Stored data entries:
◆ ◆ ◆ ◆ ◆

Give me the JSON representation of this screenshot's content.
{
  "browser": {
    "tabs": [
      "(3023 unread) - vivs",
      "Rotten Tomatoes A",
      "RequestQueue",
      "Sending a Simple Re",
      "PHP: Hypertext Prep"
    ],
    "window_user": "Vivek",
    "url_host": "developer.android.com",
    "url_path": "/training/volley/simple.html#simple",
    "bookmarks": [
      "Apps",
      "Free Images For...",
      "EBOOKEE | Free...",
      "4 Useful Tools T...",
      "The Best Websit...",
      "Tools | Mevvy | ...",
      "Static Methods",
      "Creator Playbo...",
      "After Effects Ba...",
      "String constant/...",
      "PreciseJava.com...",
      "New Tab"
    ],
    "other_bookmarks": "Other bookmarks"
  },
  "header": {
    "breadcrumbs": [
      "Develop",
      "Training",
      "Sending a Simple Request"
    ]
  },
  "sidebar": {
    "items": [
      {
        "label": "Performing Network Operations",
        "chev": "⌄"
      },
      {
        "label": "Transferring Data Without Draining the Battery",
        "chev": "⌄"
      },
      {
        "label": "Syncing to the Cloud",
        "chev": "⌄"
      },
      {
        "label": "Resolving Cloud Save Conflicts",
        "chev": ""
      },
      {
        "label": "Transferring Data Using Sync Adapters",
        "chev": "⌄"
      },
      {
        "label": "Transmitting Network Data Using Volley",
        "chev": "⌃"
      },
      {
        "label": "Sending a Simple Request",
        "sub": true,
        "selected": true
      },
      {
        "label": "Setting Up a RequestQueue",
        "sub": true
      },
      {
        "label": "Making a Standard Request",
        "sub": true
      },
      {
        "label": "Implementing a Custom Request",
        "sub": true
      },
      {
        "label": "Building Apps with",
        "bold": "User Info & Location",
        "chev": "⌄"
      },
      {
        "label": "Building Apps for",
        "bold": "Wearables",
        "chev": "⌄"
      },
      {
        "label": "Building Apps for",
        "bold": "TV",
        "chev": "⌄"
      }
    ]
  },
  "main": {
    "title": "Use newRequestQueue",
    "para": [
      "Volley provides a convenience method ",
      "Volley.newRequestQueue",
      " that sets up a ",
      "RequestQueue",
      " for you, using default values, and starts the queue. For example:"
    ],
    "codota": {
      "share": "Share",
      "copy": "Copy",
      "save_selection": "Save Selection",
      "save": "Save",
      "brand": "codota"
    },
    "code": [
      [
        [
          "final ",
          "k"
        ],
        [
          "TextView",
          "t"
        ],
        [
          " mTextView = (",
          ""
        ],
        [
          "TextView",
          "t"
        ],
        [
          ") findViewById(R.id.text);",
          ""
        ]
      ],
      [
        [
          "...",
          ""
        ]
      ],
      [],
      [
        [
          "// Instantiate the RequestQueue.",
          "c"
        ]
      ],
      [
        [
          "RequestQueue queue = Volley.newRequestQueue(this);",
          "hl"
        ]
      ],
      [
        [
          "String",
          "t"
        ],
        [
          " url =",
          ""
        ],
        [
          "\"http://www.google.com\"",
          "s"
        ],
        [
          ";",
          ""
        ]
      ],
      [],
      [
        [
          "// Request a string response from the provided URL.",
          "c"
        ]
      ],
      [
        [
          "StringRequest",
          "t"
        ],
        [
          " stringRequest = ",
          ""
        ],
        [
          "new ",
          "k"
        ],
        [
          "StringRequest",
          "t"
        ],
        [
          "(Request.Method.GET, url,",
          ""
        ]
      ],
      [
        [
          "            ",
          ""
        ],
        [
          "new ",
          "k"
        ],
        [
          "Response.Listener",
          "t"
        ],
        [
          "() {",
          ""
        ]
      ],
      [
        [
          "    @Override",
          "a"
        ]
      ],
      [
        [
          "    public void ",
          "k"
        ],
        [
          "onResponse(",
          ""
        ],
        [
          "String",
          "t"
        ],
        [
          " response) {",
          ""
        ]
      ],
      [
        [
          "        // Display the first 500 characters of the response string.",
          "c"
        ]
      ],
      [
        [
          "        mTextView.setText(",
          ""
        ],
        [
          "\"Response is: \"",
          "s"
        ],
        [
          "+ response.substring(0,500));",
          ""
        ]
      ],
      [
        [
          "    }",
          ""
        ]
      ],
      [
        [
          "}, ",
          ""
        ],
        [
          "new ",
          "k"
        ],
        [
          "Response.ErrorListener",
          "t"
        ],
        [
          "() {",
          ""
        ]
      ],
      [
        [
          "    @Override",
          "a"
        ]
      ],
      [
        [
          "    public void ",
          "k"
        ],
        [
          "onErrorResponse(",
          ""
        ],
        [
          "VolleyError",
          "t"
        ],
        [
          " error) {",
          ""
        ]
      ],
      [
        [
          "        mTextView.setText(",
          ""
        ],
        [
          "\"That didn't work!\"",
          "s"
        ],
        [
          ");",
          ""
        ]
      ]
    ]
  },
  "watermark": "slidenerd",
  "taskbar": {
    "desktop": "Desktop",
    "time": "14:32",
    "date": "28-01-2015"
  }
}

◆ ◆ ◆ ◆ ◆

What is required
Go through the listing and print each line exactly as it appears.

The result
Give me the JSON representation of this screenshot's content.
{
  "browser": {
    "tabs": [
      "(3023 unread) - vivs",
      "Rotten Tomatoes A",
      "RequestQueue",
      "Sending a Simple Re",
      "PHP: Hypertext Prep"
    ],
    "window_user": "Vivek",
    "url_host": "developer.android.com",
    "url_path": "/training/volley/simple.html#simple",
    "bookmarks": [
      "Apps",
      "Free Images For...",
      "EBOOKEE | Free...",
      "4 Useful Tools T...",
      "The Best Websit...",
      "Tools | Mevvy | ...",
      "Static Methods",
      "Creator Playbo...",
      "After Effects Ba...",
      "String constant/...",
      "PreciseJava.com...",
      "New Tab"
    ],
    "other_bookmarks": "Other bookmarks"
  },
  "header": {
    "breadcrumbs": [
      "Develop",
      "Training",
      "Sending a Simple Request"
    ]
  },
  "sidebar": {
    "items": [
      {
        "label": "Performing Network Operations",
        "chev": "⌄"
      },
      {
        "label": "Transferring Data Without Draining the Battery",
        "chev": "⌄"
      },
      {
        "label": "Syncing to the Cloud",
        "chev": "⌄"
      },
      {
        "label": "Resolving Cloud Save Conflicts",
        "chev": ""
      },
      {
        "label": "Transferring Data Using Sync Adapters",
        "chev": "⌄"
      },
      {
        "label": "Transmitting Network Data Using Volley",
        "chev": "⌃"
      },
      {
        "label": "Sending a Simple Request",
        "sub": true,
        "selected": true
      },
      {
        "label": "Setting Up a RequestQueue",
        "sub": true
      },
      {
        "label": "Making a Standard Request",
        "sub": true
      },
      {
        "label": "Implementing a Custom Request",
        "sub": true
      },
      {
        "label": "Building Apps with",
        "bold": "User Info & Location",
        "chev": "⌄"
      },
      {
        "label": "Building Apps for",
        "bold": "Wearables",
        "chev": "⌄"
      },
      {
        "label": "Building Apps for",
        "bold": "TV",
        "chev": "⌄"
      }
    ]
  },
  "main": {
    "title": "Use newRequestQueue",
    "para": [
      "Volley provides a convenience method ",
      "Volley.newRequestQueue",
      " that sets up a ",
      "RequestQueue",
      " for you, using default values, and starts the queue. For example:"
    ],
    "codota": {
      "share": "Share",
      "copy": "Copy",
      "save_selection": "Save Selection",
      "save": "Save",
      "brand": "codota"
    },
    "code": [
      [
        [
          "final ",
          "k"
        ],
        [
          "TextView",
          "t"
        ],
        [
          " mTextView = (",
          ""
        ],
        [
          "TextView",
          "t"
        ],
        [
          ") findViewById(R.id.text);",
          ""
        ]
      ],
      [
        [
          "...",
          ""
        ]
      ],
      [],
      [
        [
          "// Instantiate the RequestQueue.",
          "c"
        ]
      ],
      [
        [
          "RequestQueue queue = Volley.newRequestQueue(this);",
          "hl"
        ]
      ],
      [
        [
          "String",
          "t"
        ],
        [
          " url =",
          ""
        ],
        [
          "\"http://www.google.com\"",
          "s"
        ],
        [
          ";",
          ""
        ]
      ],
      [],
      [
        [
          "// Request a string response from the provided URL.",
          "c"
        ]
      ],
      [
        [
          "StringRequest",
          "t"
        ],
        [
          " stringRequest = ",
          ""
        ],
        [
          "new ",
          "k"
        ],
        [
          "StringRequest",
          "t"
        ],
        [
          "(Request.Method.GET, url,",
          ""
        ]
      ],
      [
        [
          "            ",
          ""
        ],
        [
          "new ",
          "k"
        ],
        [
          "Response.Listener",
          "t"
        ],
        [
          "() {",
          ""
        ]
      ],
      [
        [
          "    @Override",
          "a"
        ]
      ],
      [
        [
          "    public void ",
          "k"
        ],
        [
          "onResponse(",
          ""
        ],
        [
          "String",
          "t"
        ],
        [
          " response) {",
          ""
        ]
      ],
      [
        [
          "        // Display the first 500 characters of the response string.",
          "c"
        ]
      ],
      [
        [
          "        mTextView.setText(",
          ""
        ],
        [
          "\"Response is: \"",
          "s"
        ],
        [
          "+ response.substring(0,500));",
          ""
        ]
      ],
      [
        [
          "    }",
          ""
        ]
      ],
      [
        [
          "}, ",
          ""
        ],
        [
          "new ",
          "k"
        ],
        [
          "Response.ErrorListener",
          "t"
        ],
        [
          "() {",
          ""
        ]
      ],
      [
        [
          "    @Override",
          "a"
        ]
      ],
      [
        [
          "    public void ",
          "k"
        ],
        [
          "onErrorResponse(",
          ""
        ],
        [
          "VolleyError",
          "t"
        ],
        [
          " error) {",
          ""
        ]
      ],
      [
        [
          "        mTextView.setText(",
          ""
        ],
        [
          "\"That didn't work!\"",
          "s"
        ],
        [
          ");",
          ""
        ]
      ]
    ]
  },
  "watermark": "slidenerd",
  "taskbar": {
    "desktop": "Desktop",
    "time": "14:32",
    "date": "28-01-2015"
  }
}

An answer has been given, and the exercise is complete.